_The exercise:_ Pull out each line of the records holding the string "name".

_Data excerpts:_
※
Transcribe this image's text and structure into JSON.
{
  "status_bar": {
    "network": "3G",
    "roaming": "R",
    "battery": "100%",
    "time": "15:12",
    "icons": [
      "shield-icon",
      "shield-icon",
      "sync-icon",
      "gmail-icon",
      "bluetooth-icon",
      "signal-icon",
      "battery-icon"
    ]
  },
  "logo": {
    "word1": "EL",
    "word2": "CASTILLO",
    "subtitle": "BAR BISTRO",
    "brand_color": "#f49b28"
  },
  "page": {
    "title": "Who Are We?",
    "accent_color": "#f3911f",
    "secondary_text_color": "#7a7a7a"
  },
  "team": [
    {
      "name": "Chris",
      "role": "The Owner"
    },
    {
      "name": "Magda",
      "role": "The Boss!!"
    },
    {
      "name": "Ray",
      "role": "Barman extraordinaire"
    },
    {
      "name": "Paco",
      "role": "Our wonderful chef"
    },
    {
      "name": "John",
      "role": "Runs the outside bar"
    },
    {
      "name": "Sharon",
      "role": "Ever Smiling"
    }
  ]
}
※
_Final result:_
      "name": "Chris",
      "name": "Magda",
      "name": "Ray",
      "name": "Paco",
      "name": "John",
      "name": "Sharon",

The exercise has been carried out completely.